• [Collection entries]:
--- START ---

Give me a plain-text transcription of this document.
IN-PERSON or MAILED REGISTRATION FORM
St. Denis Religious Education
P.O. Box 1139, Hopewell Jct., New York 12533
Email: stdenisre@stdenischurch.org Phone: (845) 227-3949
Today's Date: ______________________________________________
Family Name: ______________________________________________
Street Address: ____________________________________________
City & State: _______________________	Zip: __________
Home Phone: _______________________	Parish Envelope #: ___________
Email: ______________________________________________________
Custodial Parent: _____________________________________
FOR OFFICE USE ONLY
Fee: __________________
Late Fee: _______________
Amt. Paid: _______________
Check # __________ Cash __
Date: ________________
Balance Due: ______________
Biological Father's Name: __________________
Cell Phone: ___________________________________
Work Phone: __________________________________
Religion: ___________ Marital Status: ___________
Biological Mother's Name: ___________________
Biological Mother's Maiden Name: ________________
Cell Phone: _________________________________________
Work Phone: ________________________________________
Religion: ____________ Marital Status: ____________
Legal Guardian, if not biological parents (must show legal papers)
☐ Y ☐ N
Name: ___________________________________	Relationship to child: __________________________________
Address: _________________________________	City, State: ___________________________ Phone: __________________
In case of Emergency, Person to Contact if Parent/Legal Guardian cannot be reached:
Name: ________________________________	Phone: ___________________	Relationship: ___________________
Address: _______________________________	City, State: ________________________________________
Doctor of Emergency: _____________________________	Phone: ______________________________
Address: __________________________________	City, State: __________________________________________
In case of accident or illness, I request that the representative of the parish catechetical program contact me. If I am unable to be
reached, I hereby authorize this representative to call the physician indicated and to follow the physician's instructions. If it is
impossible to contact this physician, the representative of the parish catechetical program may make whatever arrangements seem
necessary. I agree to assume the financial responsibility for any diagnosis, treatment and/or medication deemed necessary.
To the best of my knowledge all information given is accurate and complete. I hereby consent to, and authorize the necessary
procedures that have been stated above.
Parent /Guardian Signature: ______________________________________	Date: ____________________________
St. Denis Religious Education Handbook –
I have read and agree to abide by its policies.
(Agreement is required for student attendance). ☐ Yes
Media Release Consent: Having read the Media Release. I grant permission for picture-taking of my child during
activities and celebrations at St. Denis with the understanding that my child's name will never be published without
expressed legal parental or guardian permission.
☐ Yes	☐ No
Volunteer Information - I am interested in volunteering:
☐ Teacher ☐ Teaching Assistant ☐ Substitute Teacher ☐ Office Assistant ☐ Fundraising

--- END ---
--- START ---

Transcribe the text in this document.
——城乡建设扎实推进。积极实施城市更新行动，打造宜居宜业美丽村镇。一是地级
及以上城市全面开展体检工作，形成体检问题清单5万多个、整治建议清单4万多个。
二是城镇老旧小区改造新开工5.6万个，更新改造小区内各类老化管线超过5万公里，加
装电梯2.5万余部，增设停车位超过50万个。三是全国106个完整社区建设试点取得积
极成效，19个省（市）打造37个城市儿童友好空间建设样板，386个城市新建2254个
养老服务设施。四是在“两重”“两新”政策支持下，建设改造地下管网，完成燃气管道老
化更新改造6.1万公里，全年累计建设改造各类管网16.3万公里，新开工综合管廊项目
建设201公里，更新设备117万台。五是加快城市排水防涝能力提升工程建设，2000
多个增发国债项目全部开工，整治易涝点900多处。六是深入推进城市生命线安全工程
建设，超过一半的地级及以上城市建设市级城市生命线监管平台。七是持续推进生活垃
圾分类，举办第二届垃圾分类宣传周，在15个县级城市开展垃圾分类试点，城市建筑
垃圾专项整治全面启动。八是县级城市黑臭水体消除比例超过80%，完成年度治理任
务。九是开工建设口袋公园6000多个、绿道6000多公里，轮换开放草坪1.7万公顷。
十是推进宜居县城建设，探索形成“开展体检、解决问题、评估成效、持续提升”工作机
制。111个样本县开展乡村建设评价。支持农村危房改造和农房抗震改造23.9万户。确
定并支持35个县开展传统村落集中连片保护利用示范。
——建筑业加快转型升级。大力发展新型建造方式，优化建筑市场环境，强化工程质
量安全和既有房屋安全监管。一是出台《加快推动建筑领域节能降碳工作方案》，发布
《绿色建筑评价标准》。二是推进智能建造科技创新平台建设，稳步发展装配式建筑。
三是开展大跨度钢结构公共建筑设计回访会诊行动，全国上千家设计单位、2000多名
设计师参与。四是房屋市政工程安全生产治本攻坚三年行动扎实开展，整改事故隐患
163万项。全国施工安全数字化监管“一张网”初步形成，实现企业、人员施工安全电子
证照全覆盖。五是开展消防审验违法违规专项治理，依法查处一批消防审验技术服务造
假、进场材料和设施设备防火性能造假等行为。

--- END ---

• [What you have to do]: Check each line above for the word "case", and copy the lines where it appears.

• [Response below]:
In case of Emergency, Person to Contact if Parent/Legal Guardian cannot be reached:
In case of accident or illness, I request that the representative of the parish catechetical program contact me. If I am unable to be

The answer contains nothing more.